Text passage >>

((

Propel Opinion: There are many in the sector who remain sceptical about whether the government can ever be persuaded to reduce VAT. Nobody ever claimed the battle will be won quickly. But by making our argument over and over again the sector will convince more and more people that there is a fundamental unfairness here that allows supermarkets to subsidise cheap alcohol. This weekend’s Press coverage seems like a watershed moment – many national newspapers set out of the unfairness of this tax disparity. These newspapers also carried opinion pieces on the subject. It is significant that no newspaper could find any kind of flaw in the logic of the sector’s argument on this.
Five things worth knowing from the JD Wetherspoon results on Friday:
Rent reviews are resulting in nil increases: Chief executive John Hutson reported that the majority of its five-yearly rent reviews are resulting in nil increases. Wetherspoon’s leases provide five-year periods of flat rent with a review that has, historically, meant increases to catch up with inflation. Nil rent increases mean the company’s rent bill is reducing in real terms. Hutson said: “Generally, rents have gone up by more than inflation (in the past) – that hasn’t happened in the last few years.” The flat rent environment is a result of a lack of demand for sites from competitors, Hutson said. “There’s no demand for sites from people doing what we are doing,” he said.
Landlords insurance reductions followed by others: JD Wetherspoon has reduced its landlords’ insurance bill by £1m per annum after comparing quotes with open market rates. Hutson reported that the reductions stemmed from Wetherspoon’s track record of running very safe pubs. “Landlords have been very co-operative,” he said. The company had been telephoned by Sainsbury’s for advice on reducing premiums, Hutson added.
Like-for-likes surge not driven by additional discounting: John Hutson denied that the large like-for-like sales increases achieved since last summer had been created through additional discounting. “There is no magic (discounting) tap we can turn on – if there was we’d be drinking from it all the time,” he said. Like-for-like sales increases had, instead, resulted from making the most of major events last year, mounting strong food and drink promotions and “upgrading the business in every way we can think of”. He added: “Costs are rising by more than inflation. The way to square the circle is to grow sales by more than inflation.” Hutson said, however, that the company is not expecting like-for-likes to “carry on at the same rate in 2013”, forecasting increases of around 3%. Finance director Kirk Davis reported that the company’s like-for-like increases of 6.9% in the 26 weeks to 27 January would have been even better but for two weeks of snow in January when sales across the estate were flat.
Hutson – our customer base matches the towns we trade in: John Hutson reported that research had shown that JD Wetherspoon’s customer demographics match the demographics of each town it trades in. “We try and have a broad appeal for the markets in which we trade. The demographics are the same inside our pubs as outside our pubs, “ he said. “We’re mass market but we get more ABC1 customers than PizzaExpress in towns where we both trade.”
Ten percent point increase in food sales in ten years: Finance director Kirk Davis reported that food sales had increased from 23.2% of sales in 2003 to 32.5% this year. Two-thirds of total sales are now driven by a food occasion. Bar sales have dropped from 71.6% of total sales in 2003 to 63.1% of sales this year.

))

Task requirements >>
#1 Decide whether each statement below agrees with the passage on the Wetherspoon results. Answer yes or no for (a), (b) and (c), and quote the words of the passage that settle each one.

(a) Most of Wetherspoon's five-yearly rent reviews are producing nil increases.
(b) The company expects its like-for-like sales to keep rising in 2013 at the same rate as since last summer.
(c) Food made up a smaller share of sales this year than it did in 2003.
#2 Carry on the passage on the Wetherspoon results from the point where it stops.

Extracted entries >>
((

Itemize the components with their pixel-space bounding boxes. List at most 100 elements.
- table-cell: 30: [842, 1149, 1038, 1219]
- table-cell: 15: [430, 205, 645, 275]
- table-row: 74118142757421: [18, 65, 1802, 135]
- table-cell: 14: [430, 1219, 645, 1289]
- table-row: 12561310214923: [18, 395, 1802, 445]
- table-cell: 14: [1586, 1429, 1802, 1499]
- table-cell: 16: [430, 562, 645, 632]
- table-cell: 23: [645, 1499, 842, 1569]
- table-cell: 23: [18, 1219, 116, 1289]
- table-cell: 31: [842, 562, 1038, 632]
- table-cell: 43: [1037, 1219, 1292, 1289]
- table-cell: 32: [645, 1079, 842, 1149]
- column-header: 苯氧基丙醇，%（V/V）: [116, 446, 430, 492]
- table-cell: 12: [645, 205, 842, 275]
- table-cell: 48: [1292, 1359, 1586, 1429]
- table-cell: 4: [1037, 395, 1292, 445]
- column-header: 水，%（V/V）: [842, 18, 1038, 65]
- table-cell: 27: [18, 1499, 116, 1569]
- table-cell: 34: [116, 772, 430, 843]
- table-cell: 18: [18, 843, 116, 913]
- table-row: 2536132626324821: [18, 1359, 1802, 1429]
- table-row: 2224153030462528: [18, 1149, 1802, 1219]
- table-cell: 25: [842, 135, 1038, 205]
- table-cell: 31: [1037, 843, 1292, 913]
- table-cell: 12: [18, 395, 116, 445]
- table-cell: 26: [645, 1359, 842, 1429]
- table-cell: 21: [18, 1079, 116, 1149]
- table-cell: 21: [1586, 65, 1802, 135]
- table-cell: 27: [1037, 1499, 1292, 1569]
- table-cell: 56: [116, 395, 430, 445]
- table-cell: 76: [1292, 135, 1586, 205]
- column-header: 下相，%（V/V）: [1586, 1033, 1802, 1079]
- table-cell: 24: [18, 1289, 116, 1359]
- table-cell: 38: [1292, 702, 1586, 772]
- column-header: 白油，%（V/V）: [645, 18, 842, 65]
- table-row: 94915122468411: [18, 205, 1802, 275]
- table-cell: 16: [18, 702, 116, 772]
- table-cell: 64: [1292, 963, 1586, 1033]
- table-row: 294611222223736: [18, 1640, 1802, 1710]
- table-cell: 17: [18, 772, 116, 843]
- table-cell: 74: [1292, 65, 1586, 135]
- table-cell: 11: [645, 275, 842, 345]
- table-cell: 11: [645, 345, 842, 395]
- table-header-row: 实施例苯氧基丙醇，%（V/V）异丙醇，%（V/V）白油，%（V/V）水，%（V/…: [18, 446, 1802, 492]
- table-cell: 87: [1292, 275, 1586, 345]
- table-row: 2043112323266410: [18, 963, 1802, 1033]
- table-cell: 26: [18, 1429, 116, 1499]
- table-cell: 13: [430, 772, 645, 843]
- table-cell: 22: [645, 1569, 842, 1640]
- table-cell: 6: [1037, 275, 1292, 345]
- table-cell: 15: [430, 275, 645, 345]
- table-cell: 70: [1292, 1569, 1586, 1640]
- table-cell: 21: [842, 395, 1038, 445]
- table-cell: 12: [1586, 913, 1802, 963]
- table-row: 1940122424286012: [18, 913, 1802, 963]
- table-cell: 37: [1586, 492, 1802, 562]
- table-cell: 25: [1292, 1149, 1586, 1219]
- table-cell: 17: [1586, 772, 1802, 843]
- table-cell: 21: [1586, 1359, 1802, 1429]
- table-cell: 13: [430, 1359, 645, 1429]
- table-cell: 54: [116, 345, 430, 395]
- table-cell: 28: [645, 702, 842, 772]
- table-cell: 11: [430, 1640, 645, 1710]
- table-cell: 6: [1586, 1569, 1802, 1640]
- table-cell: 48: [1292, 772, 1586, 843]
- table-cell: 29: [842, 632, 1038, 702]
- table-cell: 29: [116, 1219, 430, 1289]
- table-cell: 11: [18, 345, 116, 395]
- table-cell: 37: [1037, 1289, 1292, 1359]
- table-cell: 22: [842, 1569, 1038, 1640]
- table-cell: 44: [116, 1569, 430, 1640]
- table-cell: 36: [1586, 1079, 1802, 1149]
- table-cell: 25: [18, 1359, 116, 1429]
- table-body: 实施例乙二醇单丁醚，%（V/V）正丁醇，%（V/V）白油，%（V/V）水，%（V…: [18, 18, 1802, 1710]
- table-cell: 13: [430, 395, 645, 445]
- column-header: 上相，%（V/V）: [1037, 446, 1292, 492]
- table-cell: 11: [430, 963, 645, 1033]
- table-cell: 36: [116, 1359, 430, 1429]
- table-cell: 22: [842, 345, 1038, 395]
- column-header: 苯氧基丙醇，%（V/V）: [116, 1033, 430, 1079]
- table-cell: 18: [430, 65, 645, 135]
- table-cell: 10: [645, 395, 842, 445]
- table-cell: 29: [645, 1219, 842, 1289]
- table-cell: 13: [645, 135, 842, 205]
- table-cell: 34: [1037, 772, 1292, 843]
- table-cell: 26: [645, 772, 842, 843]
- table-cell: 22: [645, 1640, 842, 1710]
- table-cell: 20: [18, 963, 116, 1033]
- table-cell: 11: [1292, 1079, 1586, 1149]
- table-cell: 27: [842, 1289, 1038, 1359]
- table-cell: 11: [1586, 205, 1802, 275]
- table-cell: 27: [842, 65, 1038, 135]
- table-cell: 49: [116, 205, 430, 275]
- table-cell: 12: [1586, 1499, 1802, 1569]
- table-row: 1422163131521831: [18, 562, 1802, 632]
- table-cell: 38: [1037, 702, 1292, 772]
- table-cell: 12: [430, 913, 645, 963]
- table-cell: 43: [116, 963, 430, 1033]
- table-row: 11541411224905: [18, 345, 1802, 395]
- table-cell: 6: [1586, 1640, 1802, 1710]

))

Answers for the tasks >>
#1
(a) Yes: "the majority of its five-yearly rent reviews are resulting in nil increases"
(b) No: "the company is not expecting like-for-likes to “carry on at the same rate in 2013”"
(c) No: "food sales had increased from 23.2% of sales in 2003 to 32.5% this year"

#2
Company news:
Urban and Country Leisure subsidiary in voluntary liquidation: A single site subsidiary company of Urban and Country Leisure, led by Ross Sanders, has gone into voluntary liquidation. Urban and Country Leisure (Old Auctioneer) ran Star Pubs and Bars’ Old Auctioneer pub in Parsons Street, Banbury which is currently closed. The company is expected to leave a deficiency of £727,986 with trade creditors owed £203,657 – unpaid HMRC VAT and tax amounts to £51,000 and Star Pubs and Bars is owed £101,000. There is an outstanding investment loan of £375,000. The Banbury pub is one of two Star Pubs and Bars sites Urban and Country Leisure has been looking to sell so it can focus on expanding its Lazy Cow brand – the other site is The Plough in Cobham, Surrey. The company is understood to have been approached by a managed operator, a brewer and a private fund keen to expand The Lazy Cow. UCL operates four Lazy Cow sites, two of which, Stratford and Solihull, opened before Christmas.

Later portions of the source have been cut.